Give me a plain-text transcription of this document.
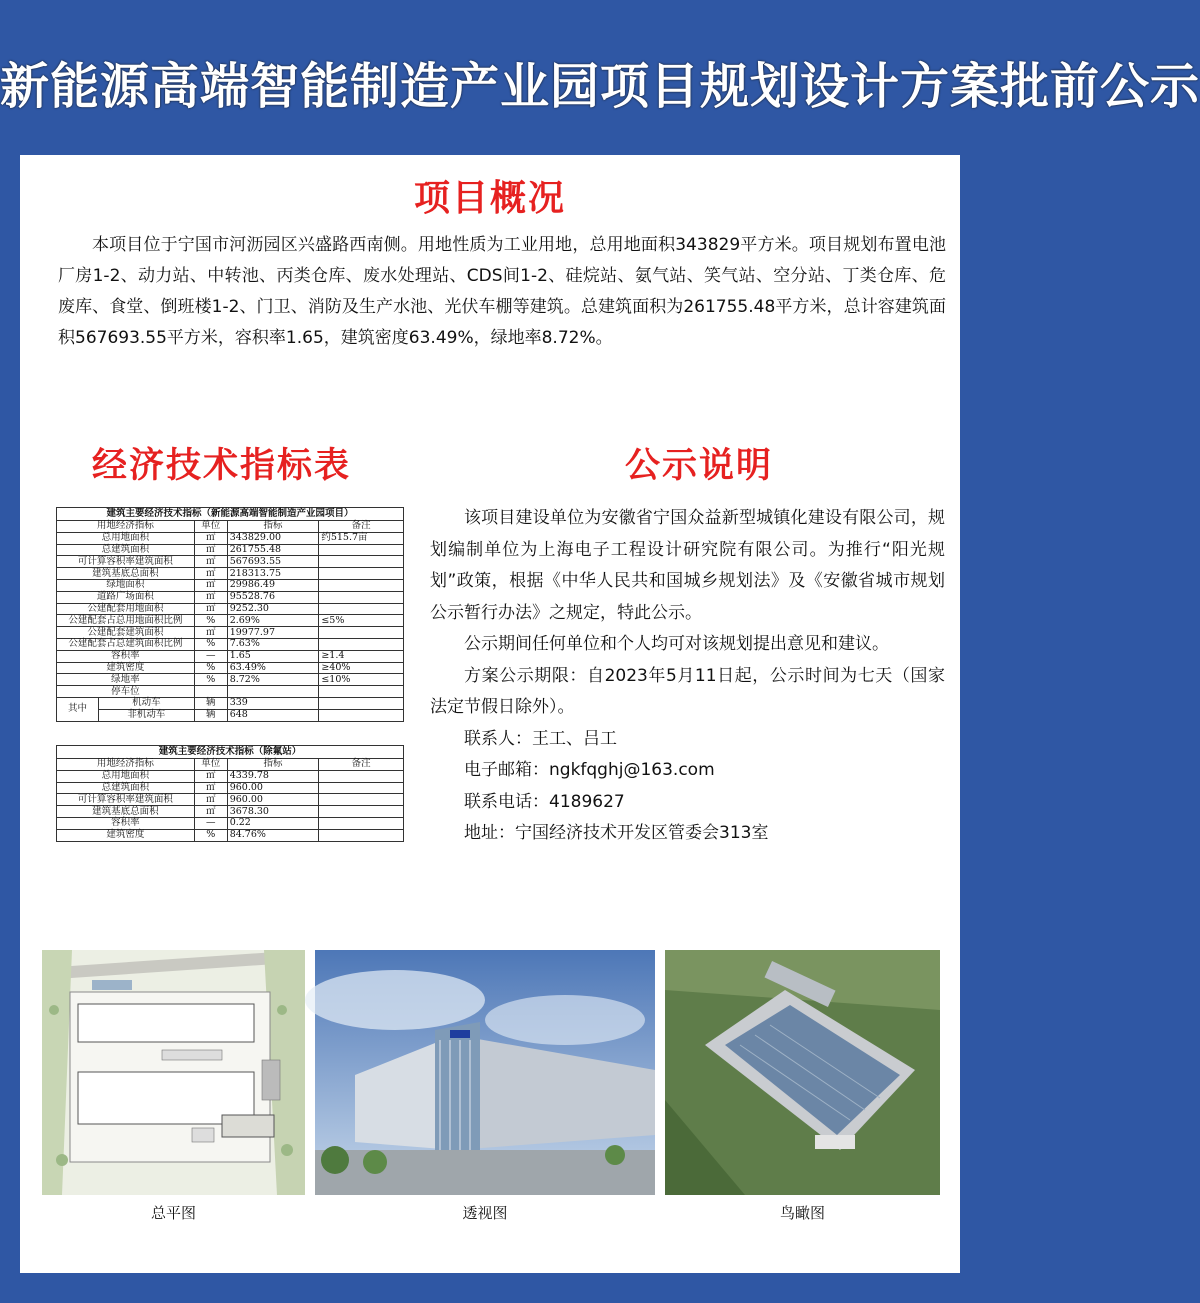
新能源高端智能制造产业园项目规划设计方案批前公示
项目概况
本项目位于宁国市河沥园区兴盛路西南侧。用地性质为工业用地，总用地面积343829平方米。项目规划布置电池厂房1-2、动力站、中转池、丙类仓库、废水处理站、CDS间1-2、硅烷站、氨气站、笑气站、空分站、丁类仓库、危废库、食堂、倒班楼1-2、门卫、消防及生产水池、光伏车棚等建筑。总建筑面积为261755.48平方米，总计容建筑面积567693.55平方米，容积率1.65，建筑密度63.49%，绿地率8.72%。
经济技术指标表	公示说明
建筑主要经济技术指标（新能源高端智能制造产业园项目）				
用地经济指标		单位	指标	备注
总用地面积		㎡	343829.00	约515.7亩
总建筑面积		㎡	261755.48	
可计算容积率建筑面积		㎡	567693.55	
建筑基底总面积		㎡	218313.75	
绿地面积		㎡	29986.49	
道路广场面积		㎡	95528.76	
公建配套用地面积		㎡	9252.30	
公建配套占总用地面积比例		%	2.69%	≤5%
公建配套建筑面积		㎡	19977.97	
公建配套占总建筑面积比例		%	7.63%	
容积率		—	1.65	≥1.4
建筑密度		%	63.49%	≥40%
绿地率		%	8.72%	≤10%
停车位				
其中	机动车	辆	339	
	非机动车	辆	648	
建筑主要经济技术指标（除氟站）			
用地经济指标	单位	指标	备注
总用地面积	㎡	4339.78	
总建筑面积	㎡	960.00	
可计算容积率建筑面积	㎡	960.00	
建筑基底总面积	㎡	3678.30	
容积率	—	0.22	
建筑密度	%	84.76%	

该项目建设单位为安徽省宁国众益新型城镇化建设有限公司，规划编制单位为上海电子工程设计研究院有限公司。为推行“阳光规划”政策，根据《中华人民共和国城乡规划法》及《安徽省城市规划公示暂行办法》之规定，特此公示。

公示期间任何单位和个人均可对该规划提出意见和建议。

方案公示期限：自2023年5月11日起，公示时间为七天（国家法定节假日除外）。

联系人：王工、吕工

电子邮箱：ngkfqghj@163.com

联系电话：4189627

地址：宁国经济技术开发区管委会313室

总平图	透视图	鸟瞰图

__________

» EXERCISE REQUIREMENTS
Copy the whole of the material above exactly, but not its images.

» FULL RESPONSE
Give me a plain-text transcription of this document.
新能源高端智能制造产业园项目规划设计方案批前公示
项目概况
本项目位于宁国市河沥园区兴盛路西南侧。用地性质为工业用地，总用地面积343829平方米。项目规划布置电池厂房1-2、动力站、中转池、丙类仓库、废水处理站、CDS间1-2、硅烷站、氨气站、笑气站、空分站、丁类仓库、危废库、食堂、倒班楼1-2、门卫、消防及生产水池、光伏车棚等建筑。总建筑面积为261755.48平方米，总计容建筑面积567693.55平方米，容积率1.65，建筑密度63.49%，绿地率8.72%。
经济技术指标表	公示说明
建筑主要经济技术指标（新能源高端智能制造产业园项目）				
用地经济指标		单位	指标	备注
总用地面积		㎡	343829.00	约515.7亩
总建筑面积		㎡	261755.48	
可计算容积率建筑面积		㎡	567693.55	
建筑基底总面积		㎡	218313.75	
绿地面积		㎡	29986.49	
道路广场面积		㎡	95528.76	
公建配套用地面积		㎡	9252.30	
公建配套占总用地面积比例		%	2.69%	≤5%
公建配套建筑面积		㎡	19977.97	
公建配套占总建筑面积比例		%	7.63%	
容积率		—	1.65	≥1.4
建筑密度		%	63.49%	≥40%
绿地率		%	8.72%	≤10%
停车位				
其中	机动车	辆	339	
	非机动车	辆	648	
建筑主要经济技术指标（除氟站）			
用地经济指标	单位	指标	备注
总用地面积	㎡	4339.78	
总建筑面积	㎡	960.00	
可计算容积率建筑面积	㎡	960.00	
建筑基底总面积	㎡	3678.30	
容积率	—	0.22	
建筑密度	%	84.76%	

该项目建设单位为安徽省宁国众益新型城镇化建设有限公司，规划编制单位为上海电子工程设计研究院有限公司。为推行“阳光规划”政策，根据《中华人民共和国城乡规划法》及《安徽省城市规划公示暂行办法》之规定，特此公示。

公示期间任何单位和个人均可对该规划提出意见和建议。

方案公示期限：自2023年5月11日起，公示时间为七天（国家法定节假日除外）。

联系人：王工、吕工

电子邮箱：ngkfqghj@163.com

联系电话：4189627

地址：宁国经济技术开发区管委会313室

总平图	透视图	鸟瞰图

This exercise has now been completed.